| Exercise material |
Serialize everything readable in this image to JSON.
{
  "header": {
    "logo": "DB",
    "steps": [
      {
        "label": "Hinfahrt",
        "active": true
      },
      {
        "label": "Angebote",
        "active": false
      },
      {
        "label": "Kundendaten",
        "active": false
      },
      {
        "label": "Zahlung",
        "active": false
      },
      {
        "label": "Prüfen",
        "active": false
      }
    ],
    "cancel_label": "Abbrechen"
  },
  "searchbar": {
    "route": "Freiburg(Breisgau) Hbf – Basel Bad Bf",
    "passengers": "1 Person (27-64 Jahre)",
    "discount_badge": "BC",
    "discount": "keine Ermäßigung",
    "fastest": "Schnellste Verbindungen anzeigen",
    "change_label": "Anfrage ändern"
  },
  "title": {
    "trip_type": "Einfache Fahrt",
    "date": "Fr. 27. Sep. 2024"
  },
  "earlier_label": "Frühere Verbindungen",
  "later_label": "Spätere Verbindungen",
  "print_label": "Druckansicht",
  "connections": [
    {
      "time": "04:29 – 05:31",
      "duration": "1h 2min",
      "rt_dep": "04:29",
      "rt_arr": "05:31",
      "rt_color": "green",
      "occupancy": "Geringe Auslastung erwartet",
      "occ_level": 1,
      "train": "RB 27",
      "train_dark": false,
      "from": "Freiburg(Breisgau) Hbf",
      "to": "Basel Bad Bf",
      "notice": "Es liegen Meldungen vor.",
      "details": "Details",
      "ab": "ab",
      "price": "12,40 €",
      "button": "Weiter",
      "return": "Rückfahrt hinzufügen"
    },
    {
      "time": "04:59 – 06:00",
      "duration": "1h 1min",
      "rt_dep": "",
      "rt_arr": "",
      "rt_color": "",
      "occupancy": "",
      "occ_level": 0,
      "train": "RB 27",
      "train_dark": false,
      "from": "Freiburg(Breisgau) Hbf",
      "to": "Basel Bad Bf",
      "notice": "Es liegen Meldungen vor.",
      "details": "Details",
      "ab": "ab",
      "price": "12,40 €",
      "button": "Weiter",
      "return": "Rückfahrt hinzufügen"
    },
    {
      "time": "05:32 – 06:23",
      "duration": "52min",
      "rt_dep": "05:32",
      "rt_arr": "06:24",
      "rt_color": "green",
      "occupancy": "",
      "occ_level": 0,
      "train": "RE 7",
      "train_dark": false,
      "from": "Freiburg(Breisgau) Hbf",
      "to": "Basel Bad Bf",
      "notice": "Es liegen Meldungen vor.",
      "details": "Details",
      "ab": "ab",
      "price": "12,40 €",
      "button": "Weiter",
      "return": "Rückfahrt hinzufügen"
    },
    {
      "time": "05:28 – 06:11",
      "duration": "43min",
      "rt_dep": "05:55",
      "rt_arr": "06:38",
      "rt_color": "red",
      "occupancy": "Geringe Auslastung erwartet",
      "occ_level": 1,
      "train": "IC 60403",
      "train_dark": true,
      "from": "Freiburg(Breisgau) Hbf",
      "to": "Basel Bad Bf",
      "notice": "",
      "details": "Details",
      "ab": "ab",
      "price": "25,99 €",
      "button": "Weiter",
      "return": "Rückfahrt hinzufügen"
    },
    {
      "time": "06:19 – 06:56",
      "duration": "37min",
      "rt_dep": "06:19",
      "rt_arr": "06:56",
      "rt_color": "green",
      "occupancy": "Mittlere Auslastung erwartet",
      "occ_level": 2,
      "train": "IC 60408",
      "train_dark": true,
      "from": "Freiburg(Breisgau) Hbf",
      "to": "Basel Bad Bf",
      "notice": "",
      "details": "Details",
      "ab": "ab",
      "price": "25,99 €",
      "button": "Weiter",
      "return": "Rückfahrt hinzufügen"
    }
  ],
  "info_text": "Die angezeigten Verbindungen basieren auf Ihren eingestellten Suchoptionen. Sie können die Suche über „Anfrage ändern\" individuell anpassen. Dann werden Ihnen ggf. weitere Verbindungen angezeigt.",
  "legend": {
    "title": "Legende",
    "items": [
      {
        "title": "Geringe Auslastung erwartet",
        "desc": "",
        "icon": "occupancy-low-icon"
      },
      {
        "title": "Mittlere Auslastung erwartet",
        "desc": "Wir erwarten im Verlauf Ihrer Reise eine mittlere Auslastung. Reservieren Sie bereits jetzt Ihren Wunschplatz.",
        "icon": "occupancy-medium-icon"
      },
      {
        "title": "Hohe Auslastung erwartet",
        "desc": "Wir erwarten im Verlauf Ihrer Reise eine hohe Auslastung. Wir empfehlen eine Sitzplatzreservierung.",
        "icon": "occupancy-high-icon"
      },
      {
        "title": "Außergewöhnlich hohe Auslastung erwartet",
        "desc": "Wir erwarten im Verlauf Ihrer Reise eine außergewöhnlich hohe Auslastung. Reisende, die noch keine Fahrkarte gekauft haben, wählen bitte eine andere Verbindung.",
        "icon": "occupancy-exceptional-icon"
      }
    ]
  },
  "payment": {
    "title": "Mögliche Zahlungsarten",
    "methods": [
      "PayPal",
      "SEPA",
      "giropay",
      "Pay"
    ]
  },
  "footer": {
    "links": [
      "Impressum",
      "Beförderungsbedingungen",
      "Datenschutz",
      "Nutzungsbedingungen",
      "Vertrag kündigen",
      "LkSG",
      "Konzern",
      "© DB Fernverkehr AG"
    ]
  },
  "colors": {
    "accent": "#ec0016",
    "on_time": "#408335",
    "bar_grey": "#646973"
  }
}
...
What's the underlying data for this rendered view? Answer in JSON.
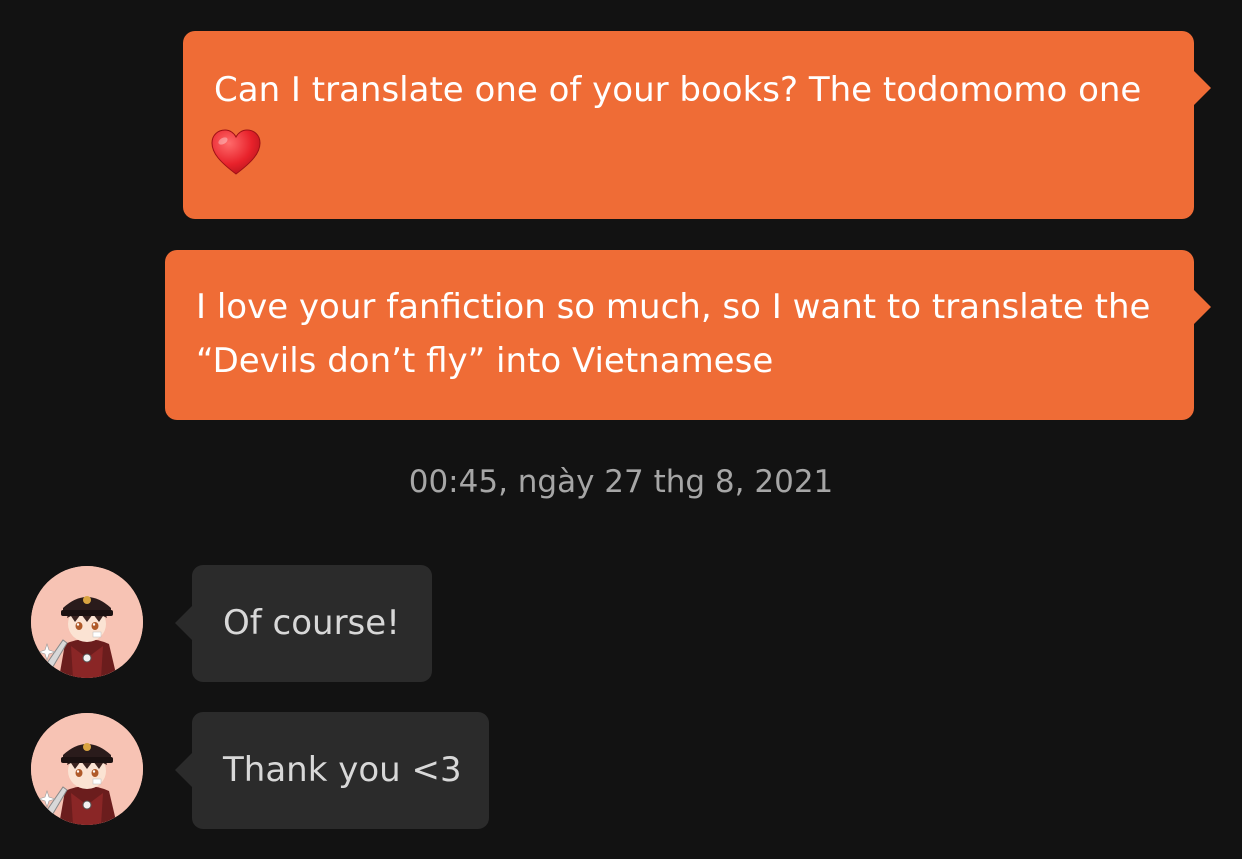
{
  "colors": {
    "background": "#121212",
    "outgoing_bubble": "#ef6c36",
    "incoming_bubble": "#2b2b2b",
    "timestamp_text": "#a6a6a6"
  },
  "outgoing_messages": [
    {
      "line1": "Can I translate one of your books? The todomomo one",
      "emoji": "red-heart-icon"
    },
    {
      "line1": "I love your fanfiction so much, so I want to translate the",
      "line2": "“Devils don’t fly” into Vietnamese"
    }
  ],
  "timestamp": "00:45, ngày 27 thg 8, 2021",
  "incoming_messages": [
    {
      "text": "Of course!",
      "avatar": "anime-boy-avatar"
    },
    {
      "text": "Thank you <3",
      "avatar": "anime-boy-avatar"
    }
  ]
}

| Exercise requirements |
Find the word "Ihren" in the data and show each line that holds it.

| Answer |
  "info_text": "Die angezeigten Verbindungen basieren auf Ihren eingestellten Suchoptionen. Sie können die Suche über „Anfrage ändern\" individuell anpassen. Dann werden Ihnen ggf. weitere Verbindungen angezeigt.",
        "desc": "Wir erwarten im Verlauf Ihrer Reise eine mittlere Auslastung. Reservieren Sie bereits jetzt Ihren Wunschplatz.",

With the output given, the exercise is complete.